SHORT EXERCISE:
Could you output each line of the data that follows exactly?

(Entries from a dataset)
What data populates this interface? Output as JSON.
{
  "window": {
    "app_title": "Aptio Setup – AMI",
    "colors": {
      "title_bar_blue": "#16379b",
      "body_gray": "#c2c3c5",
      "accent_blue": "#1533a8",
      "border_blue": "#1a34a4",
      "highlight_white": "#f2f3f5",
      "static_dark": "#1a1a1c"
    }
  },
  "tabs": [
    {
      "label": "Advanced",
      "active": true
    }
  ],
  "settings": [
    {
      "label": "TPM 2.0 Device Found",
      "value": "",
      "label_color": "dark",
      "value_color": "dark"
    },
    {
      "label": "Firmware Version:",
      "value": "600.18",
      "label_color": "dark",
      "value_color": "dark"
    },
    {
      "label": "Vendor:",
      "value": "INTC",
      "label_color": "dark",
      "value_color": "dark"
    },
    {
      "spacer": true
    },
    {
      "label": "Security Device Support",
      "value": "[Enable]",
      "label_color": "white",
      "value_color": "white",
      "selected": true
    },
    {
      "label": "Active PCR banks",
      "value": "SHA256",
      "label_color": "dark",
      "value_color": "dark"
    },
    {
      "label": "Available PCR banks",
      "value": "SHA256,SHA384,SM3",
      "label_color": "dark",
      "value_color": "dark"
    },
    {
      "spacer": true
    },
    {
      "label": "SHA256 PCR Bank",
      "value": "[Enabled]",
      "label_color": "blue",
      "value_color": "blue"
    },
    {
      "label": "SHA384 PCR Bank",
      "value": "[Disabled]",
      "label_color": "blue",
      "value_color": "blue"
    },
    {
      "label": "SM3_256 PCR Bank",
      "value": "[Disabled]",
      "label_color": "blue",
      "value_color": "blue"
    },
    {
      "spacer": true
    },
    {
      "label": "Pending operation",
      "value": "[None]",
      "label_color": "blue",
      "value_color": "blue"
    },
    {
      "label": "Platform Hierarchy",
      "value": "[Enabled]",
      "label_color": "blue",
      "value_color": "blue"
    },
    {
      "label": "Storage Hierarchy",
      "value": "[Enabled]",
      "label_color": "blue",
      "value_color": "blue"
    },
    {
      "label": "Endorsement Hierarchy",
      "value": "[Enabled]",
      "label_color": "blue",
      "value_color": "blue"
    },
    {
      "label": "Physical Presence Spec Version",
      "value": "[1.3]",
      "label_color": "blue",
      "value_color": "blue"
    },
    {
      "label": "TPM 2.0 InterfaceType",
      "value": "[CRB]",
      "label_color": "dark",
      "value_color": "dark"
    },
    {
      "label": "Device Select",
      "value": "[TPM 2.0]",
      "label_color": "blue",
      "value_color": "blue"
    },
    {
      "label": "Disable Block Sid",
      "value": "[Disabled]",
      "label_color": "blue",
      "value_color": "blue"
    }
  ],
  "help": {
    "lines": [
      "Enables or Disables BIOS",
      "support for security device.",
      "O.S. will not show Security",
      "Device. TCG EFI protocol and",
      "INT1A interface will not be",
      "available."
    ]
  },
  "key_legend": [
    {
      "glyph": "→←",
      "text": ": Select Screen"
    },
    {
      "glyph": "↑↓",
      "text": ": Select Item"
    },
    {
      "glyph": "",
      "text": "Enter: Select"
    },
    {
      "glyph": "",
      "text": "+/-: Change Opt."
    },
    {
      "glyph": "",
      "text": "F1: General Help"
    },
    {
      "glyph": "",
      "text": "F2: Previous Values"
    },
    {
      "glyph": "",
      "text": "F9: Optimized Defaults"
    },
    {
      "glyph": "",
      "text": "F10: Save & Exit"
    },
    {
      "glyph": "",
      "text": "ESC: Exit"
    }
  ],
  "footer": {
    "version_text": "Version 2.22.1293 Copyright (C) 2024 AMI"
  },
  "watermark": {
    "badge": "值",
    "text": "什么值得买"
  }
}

ANSWER TO THE PROBLEM:
What data populates this interface? Output as JSON.
{
  "window": {
    "app_title": "Aptio Setup – AMI",
    "colors": {
      "title_bar_blue": "#16379b",
      "body_gray": "#c2c3c5",
      "accent_blue": "#1533a8",
      "border_blue": "#1a34a4",
      "highlight_white": "#f2f3f5",
      "static_dark": "#1a1a1c"
    }
  },
  "tabs": [
    {
      "label": "Advanced",
      "active": true
    }
  ],
  "settings": [
    {
      "label": "TPM 2.0 Device Found",
      "value": "",
      "label_color": "dark",
      "value_color": "dark"
    },
    {
      "label": "Firmware Version:",
      "value": "600.18",
      "label_color": "dark",
      "value_color": "dark"
    },
    {
      "label": "Vendor:",
      "value": "INTC",
      "label_color": "dark",
      "value_color": "dark"
    },
    {
      "spacer": true
    },
    {
      "label": "Security Device Support",
      "value": "[Enable]",
      "label_color": "white",
      "value_color": "white",
      "selected": true
    },
    {
      "label": "Active PCR banks",
      "value": "SHA256",
      "label_color": "dark",
      "value_color": "dark"
    },
    {
      "label": "Available PCR banks",
      "value": "SHA256,SHA384,SM3",
      "label_color": "dark",
      "value_color": "dark"
    },
    {
      "spacer": true
    },
    {
      "label": "SHA256 PCR Bank",
      "value": "[Enabled]",
      "label_color": "blue",
      "value_color": "blue"
    },
    {
      "label": "SHA384 PCR Bank",
      "value": "[Disabled]",
      "label_color": "blue",
      "value_color": "blue"
    },
    {
      "label": "SM3_256 PCR Bank",
      "value": "[Disabled]",
      "label_color": "blue",
      "value_color": "blue"
    },
    {
      "spacer": true
    },
    {
      "label": "Pending operation",
      "value": "[None]",
      "label_color": "blue",
      "value_color": "blue"
    },
    {
      "label": "Platform Hierarchy",
      "value": "[Enabled]",
      "label_color": "blue",
      "value_color": "blue"
    },
    {
      "label": "Storage Hierarchy",
      "value": "[Enabled]",
      "label_color": "blue",
      "value_color": "blue"
    },
    {
      "label": "Endorsement Hierarchy",
      "value": "[Enabled]",
      "label_color": "blue",
      "value_color": "blue"
    },
    {
      "label": "Physical Presence Spec Version",
      "value": "[1.3]",
      "label_color": "blue",
      "value_color": "blue"
    },
    {
      "label": "TPM 2.0 InterfaceType",
      "value": "[CRB]",
      "label_color": "dark",
      "value_color": "dark"
    },
    {
      "label": "Device Select",
      "value": "[TPM 2.0]",
      "label_color": "blue",
      "value_color": "blue"
    },
    {
      "label": "Disable Block Sid",
      "value": "[Disabled]",
      "label_color": "blue",
      "value_color": "blue"
    }
  ],
  "help": {
    "lines": [
      "Enables or Disables BIOS",
      "support for security device.",
      "O.S. will not show Security",
      "Device. TCG EFI protocol and",
      "INT1A interface will not be",
      "available."
    ]
  },
  "key_legend": [
    {
      "glyph": "→←",
      "text": ": Select Screen"
    },
    {
      "glyph": "↑↓",
      "text": ": Select Item"
    },
    {
      "glyph": "",
      "text": "Enter: Select"
    },
    {
      "glyph": "",
      "text": "+/-: Change Opt."
    },
    {
      "glyph": "",
      "text": "F1: General Help"
    },
    {
      "glyph": "",
      "text": "F2: Previous Values"
    },
    {
      "glyph": "",
      "text": "F9: Optimized Defaults"
    },
    {
      "glyph": "",
      "text": "F10: Save & Exit"
    },
    {
      "glyph": "",
      "text": "ESC: Exit"
    }
  ],
  "footer": {
    "version_text": "Version 2.22.1293 Copyright (C) 2024 AMI"
  },
  "watermark": {
    "badge": "值",
    "text": "什么值得买"
  }
}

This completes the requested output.